## EXERCISE GOAL
Search the data for the word "this" and copy every line that contains it.

Structured figure records:
>>

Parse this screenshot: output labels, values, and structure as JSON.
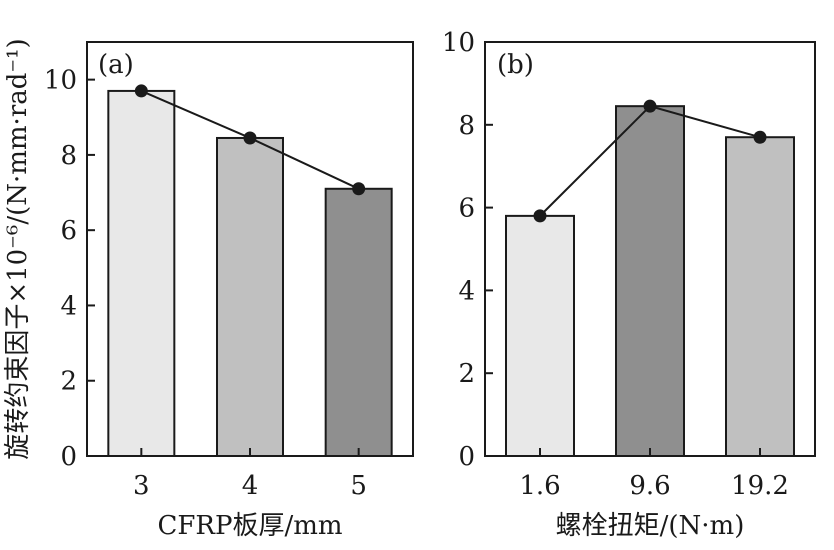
{
  "chart_data": [
    {
      "type": "bar",
      "panel_label": "(a)",
      "categories": [
        "3",
        "4",
        "5"
      ],
      "values": [
        9.7,
        8.45,
        7.1
      ],
      "bar_colors": [
        "#e8e8e8",
        "#c0c0c0",
        "#8f8f8f"
      ],
      "line_overlay": true,
      "xlabel": "CFRP板厚/mm",
      "ylabel": "旋转约束因子×10⁻⁶/(N·mm·rad⁻¹)",
      "ylim": [
        0,
        11
      ],
      "yticks": [
        0,
        2,
        4,
        6,
        8,
        10
      ]
    },
    {
      "type": "bar",
      "panel_label": "(b)",
      "categories": [
        "1.6",
        "9.6",
        "19.2"
      ],
      "values": [
        5.8,
        8.45,
        7.7
      ],
      "bar_colors": [
        "#e8e8e8",
        "#8f8f8f",
        "#c0c0c0"
      ],
      "line_overlay": true,
      "xlabel": "螺栓扭矩/(N·m)",
      "ylabel": "",
      "ylim": [
        0,
        10
      ],
      "yticks": [
        0,
        2,
        4,
        6,
        8,
        10
      ]
    }
  ]
}
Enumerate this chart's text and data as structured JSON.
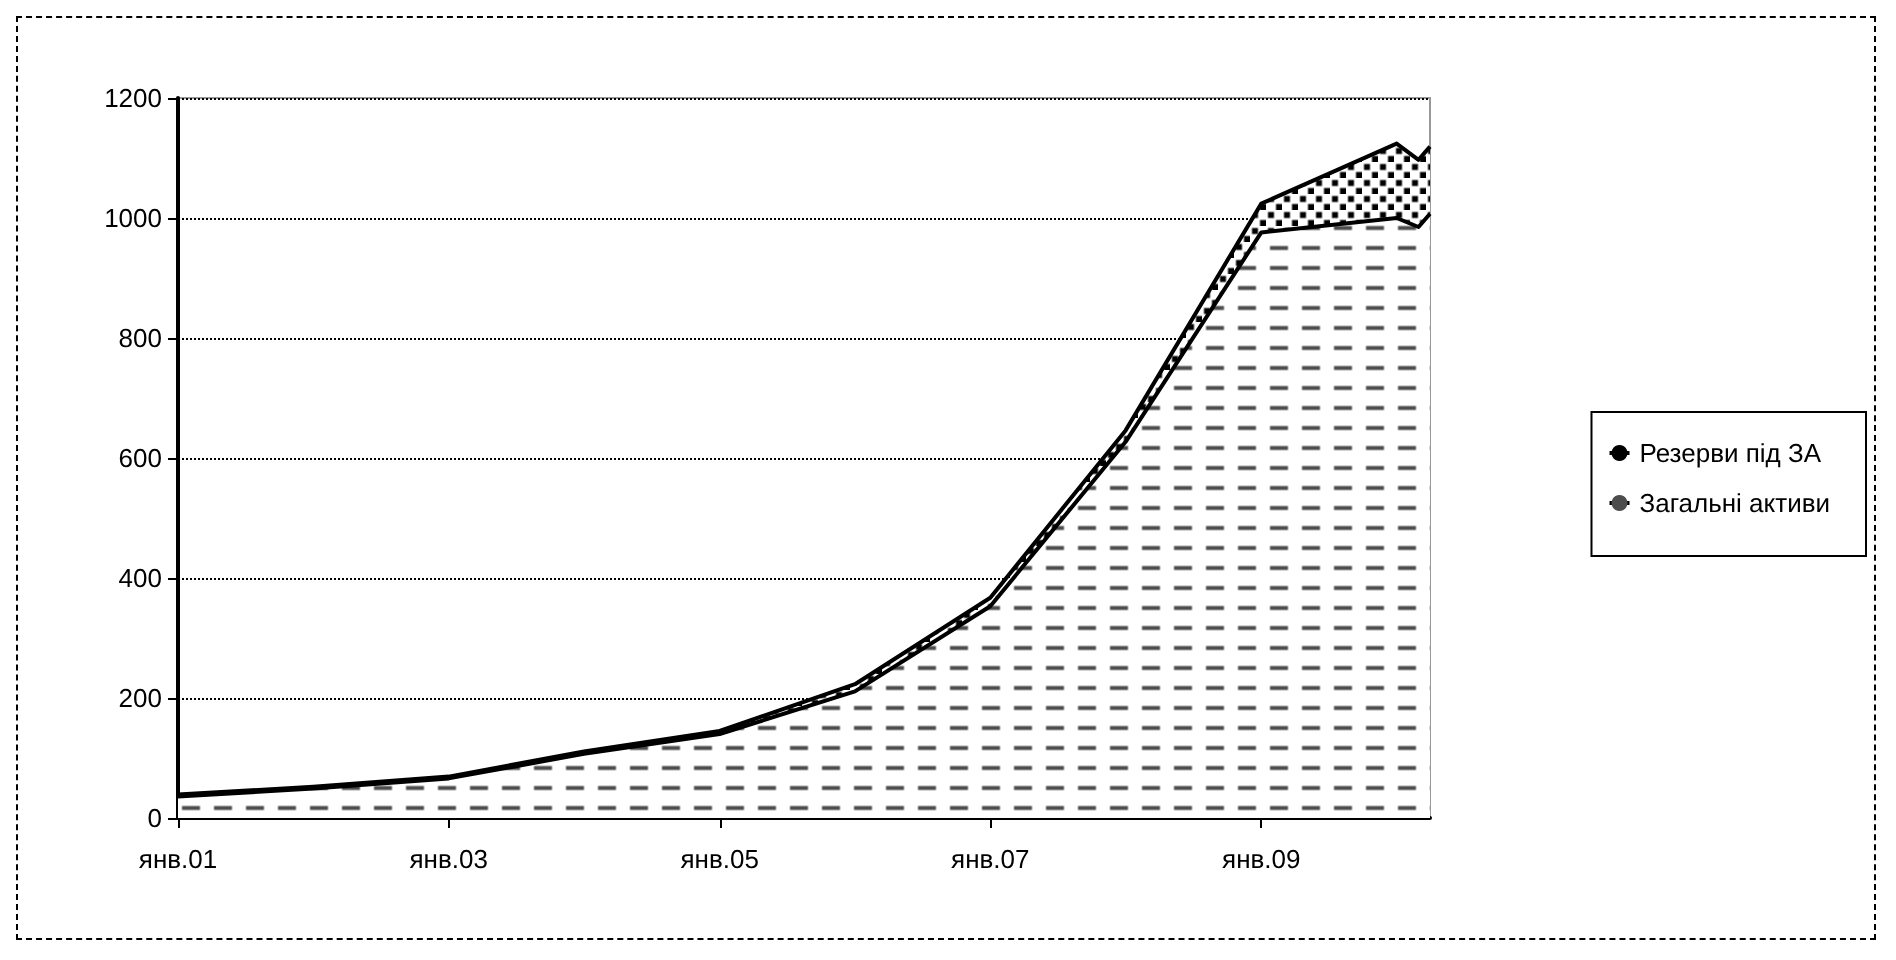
{
  "chart_data": {
    "type": "area",
    "stacked": true,
    "x": [
      "2001-01",
      "2002-01",
      "2003-01",
      "2004-01",
      "2005-01",
      "2006-01",
      "2007-01",
      "2008-01",
      "2009-01",
      "2010-01",
      "2010-03",
      "2010-04"
    ],
    "series": [
      {
        "name": "Загальні активи",
        "color": "#4d4d4d",
        "values": [
          36,
          49,
          66,
          107,
          140,
          211,
          353,
          627,
          976,
          1000,
          985,
          1007
        ]
      },
      {
        "name": "Резерви під ЗА",
        "color": "#000000",
        "values": [
          3,
          3,
          3,
          4,
          5,
          12,
          14,
          19,
          48,
          124,
          112,
          112
        ]
      }
    ],
    "xlim": [
      "2001-01",
      "2010-04"
    ],
    "xticks": [
      {
        "value": "2001-01",
        "label": "янв.01"
      },
      {
        "value": "2003-01",
        "label": "янв.03"
      },
      {
        "value": "2005-01",
        "label": "янв.05"
      },
      {
        "value": "2007-01",
        "label": "янв.07"
      },
      {
        "value": "2009-01",
        "label": "янв.09"
      }
    ],
    "ylim": [
      0,
      1200
    ],
    "yticks": [
      0,
      200,
      400,
      600,
      800,
      1000,
      1200
    ],
    "grid": "y",
    "legend": "right"
  }
}
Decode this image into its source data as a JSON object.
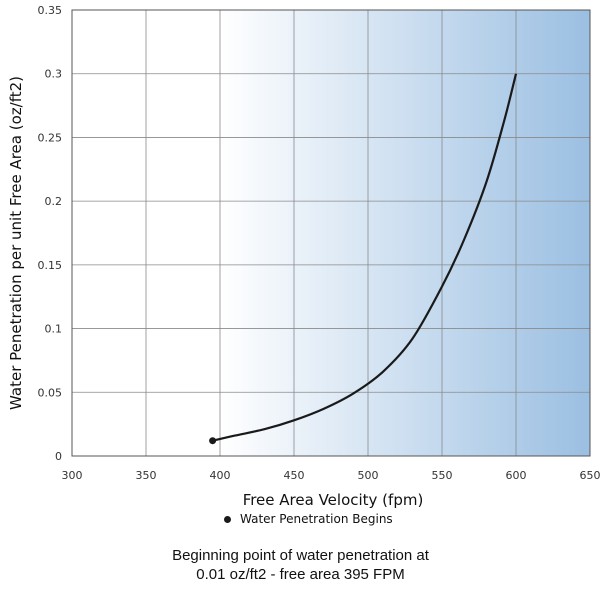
{
  "chart_data": {
    "type": "line",
    "xlabel": "Free Area Velocity (fpm)",
    "ylabel": "Water Penetration per unit Free Area (oz/ft2)",
    "xlim": [
      300,
      650
    ],
    "ylim": [
      0,
      0.35
    ],
    "x_ticks": [
      300,
      350,
      400,
      450,
      500,
      550,
      600,
      650
    ],
    "y_ticks": [
      0,
      0.05,
      0.1,
      0.15,
      0.2,
      0.25,
      0.3,
      0.35
    ],
    "x_tick_labels": [
      "300",
      "350",
      "400",
      "450",
      "500",
      "550",
      "600",
      "650"
    ],
    "y_tick_labels": [
      "0",
      "0.05",
      "0.1",
      "0.15",
      "0.2",
      "0.25",
      "0.3",
      "0.35"
    ],
    "grid": true,
    "background_gradient": {
      "from_x": 400,
      "to_x": 650,
      "from_color": "#ffffff",
      "to_color": "#9bbfe2"
    },
    "series": [
      {
        "color": "#1a1a1a",
        "x": [
          395,
          410,
          430,
          450,
          470,
          490,
          510,
          530,
          550,
          565,
          580,
          592,
          600
        ],
        "y": [
          0.012,
          0.016,
          0.021,
          0.028,
          0.037,
          0.049,
          0.066,
          0.092,
          0.133,
          0.17,
          0.215,
          0.263,
          0.3
        ]
      }
    ],
    "marker": {
      "x": 395,
      "y": 0.012
    },
    "legend": {
      "label": "Water Penetration Begins",
      "position": "bottom"
    },
    "caption": [
      "Beginning point of water penetration at",
      "0.01 oz/ft2 - free area 395 FPM"
    ]
  }
}
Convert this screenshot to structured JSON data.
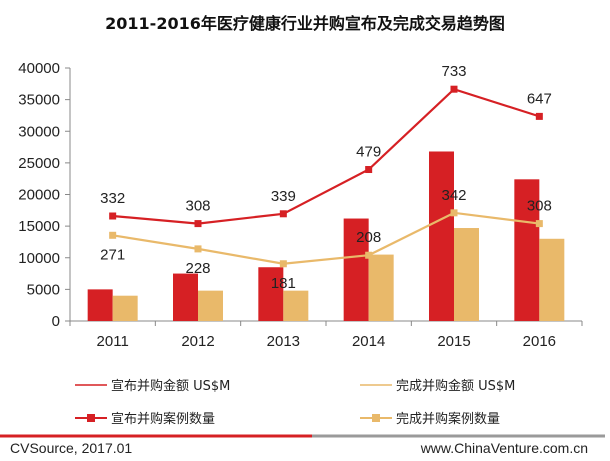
{
  "chart_data": {
    "type": "bar",
    "title": "2011-2016年医疗健康行业并购宣布及完成交易趋势图",
    "categories": [
      "2011",
      "2012",
      "2013",
      "2014",
      "2015",
      "2016"
    ],
    "ylim": [
      0,
      40000
    ],
    "yticks": [
      0,
      5000,
      10000,
      15000,
      20000,
      25000,
      30000,
      35000,
      40000
    ],
    "bar_series": [
      {
        "name": "宣布并购金额 US$M",
        "color": "#d62024",
        "values": [
          5000,
          7500,
          8500,
          16200,
          26800,
          22400
        ]
      },
      {
        "name": "完成并购金额 US$M",
        "color": "#e9b96a",
        "values": [
          4000,
          4800,
          4800,
          10500,
          14700,
          13000
        ]
      }
    ],
    "line_series": [
      {
        "name": "宣布并购案例数量",
        "color": "#d62024",
        "values": [
          332,
          308,
          339,
          479,
          733,
          647
        ],
        "labels": [
          "332",
          "308",
          "339",
          "479",
          "733",
          "647"
        ]
      },
      {
        "name": "完成并购案例数量",
        "color": "#e9b96a",
        "values": [
          271,
          228,
          181,
          208,
          342,
          308
        ],
        "labels": [
          "271",
          "228",
          "181",
          "208",
          "342",
          "308"
        ]
      }
    ]
  },
  "footer": {
    "source": "CVSource, 2017.01",
    "website": "www.ChinaVenture.com.cn"
  }
}
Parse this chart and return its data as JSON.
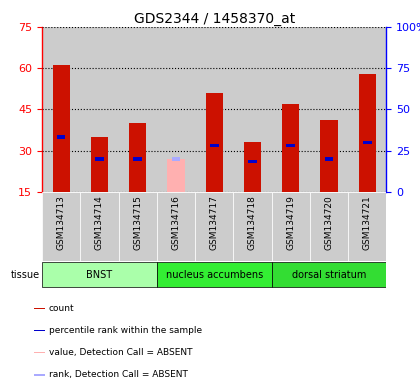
{
  "title": "GDS2344 / 1458370_at",
  "samples": [
    "GSM134713",
    "GSM134714",
    "GSM134715",
    "GSM134716",
    "GSM134717",
    "GSM134718",
    "GSM134719",
    "GSM134720",
    "GSM134721"
  ],
  "count_values": [
    61,
    35,
    40,
    null,
    51,
    33,
    47,
    41,
    58
  ],
  "rank_values": [
    35,
    27,
    27,
    null,
    32,
    26,
    32,
    27,
    33
  ],
  "absent_value": 27,
  "absent_rank": 27,
  "absent_index": 3,
  "ylim_left": [
    15,
    75
  ],
  "ylim_right": [
    0,
    100
  ],
  "yticks_left": [
    15,
    30,
    45,
    60,
    75
  ],
  "yticks_right": [
    0,
    25,
    50,
    75,
    100
  ],
  "bar_color_present": "#CC1100",
  "bar_color_absent": "#FFB0B0",
  "rank_color_present": "#0000CC",
  "rank_color_absent": "#AAAAFF",
  "col_bg_color": "#CCCCCC",
  "plot_bg_color": "#FFFFFF",
  "tissue_colors": [
    "#AAFFAA",
    "#33EE33",
    "#33DD33"
  ],
  "tissue_labels": [
    "BNST",
    "nucleus accumbens",
    "dorsal striatum"
  ],
  "tissue_starts": [
    0,
    3,
    6
  ],
  "tissue_ends": [
    3,
    6,
    9
  ],
  "legend_items": [
    {
      "color": "#CC1100",
      "label": "count"
    },
    {
      "color": "#0000CC",
      "label": "percentile rank within the sample"
    },
    {
      "color": "#FFB0B0",
      "label": "value, Detection Call = ABSENT"
    },
    {
      "color": "#AAAAFF",
      "label": "rank, Detection Call = ABSENT"
    }
  ]
}
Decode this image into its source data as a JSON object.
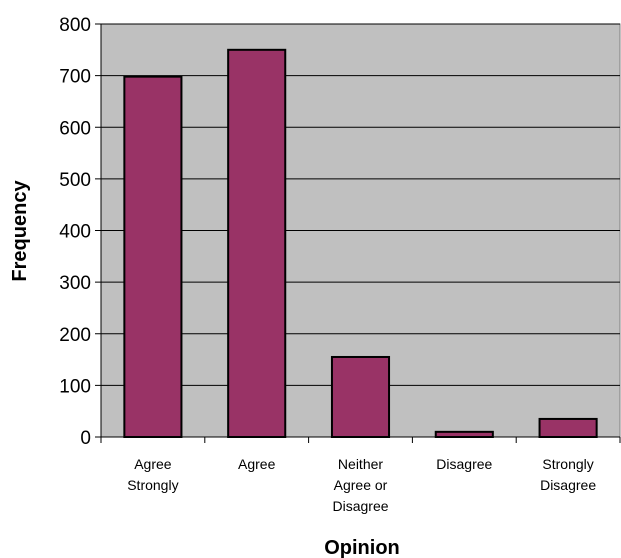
{
  "chart_data": {
    "type": "bar",
    "title": "",
    "xlabel": "Opinion",
    "ylabel": "Frequency",
    "categories": [
      [
        "Agree",
        "Strongly"
      ],
      [
        "Agree"
      ],
      [
        "Neither",
        "Agree or",
        "Disagree"
      ],
      [
        "Disagree"
      ],
      [
        "Strongly",
        "Disagree"
      ]
    ],
    "values": [
      698,
      750,
      155,
      10,
      35
    ],
    "ylim": [
      0,
      800
    ],
    "yticks": [
      0,
      100,
      200,
      300,
      400,
      500,
      600,
      700,
      800
    ],
    "grid": true,
    "legend": "none",
    "colors": {
      "bar": "#993366",
      "plot_background": "#c0c0c0",
      "gridline": "#000000"
    }
  }
}
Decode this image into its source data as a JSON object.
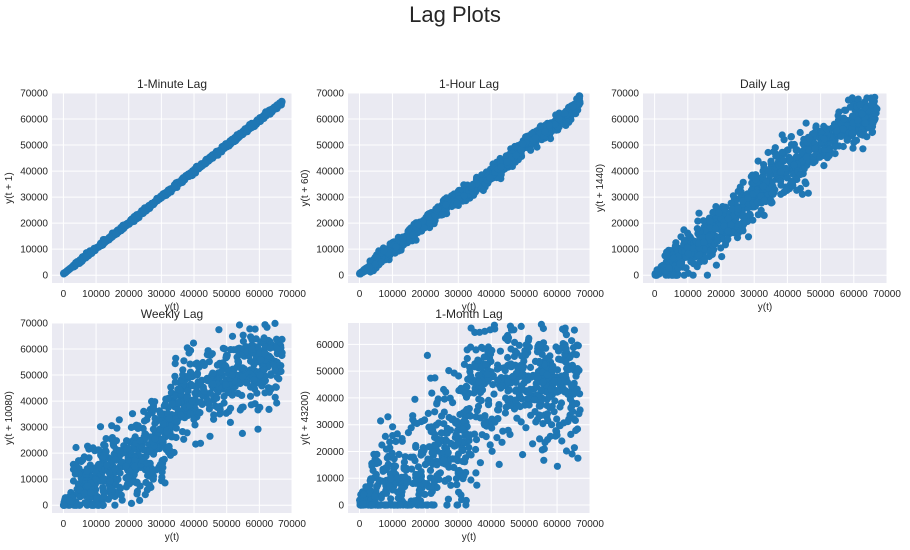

<<

## RIGHT ANSWER
Parse this screenshot: output labels, values, and structure as JSON.
Enumerate this chart's text and data as structured JSON.
Decode this image into its source data as a JSON object.
Convert this screenshot to structured JSON data.
Parse this chart and return its data as JSON.
Decode this image into its source data as a JSON object.
Decode this image into its source data as a JSON object.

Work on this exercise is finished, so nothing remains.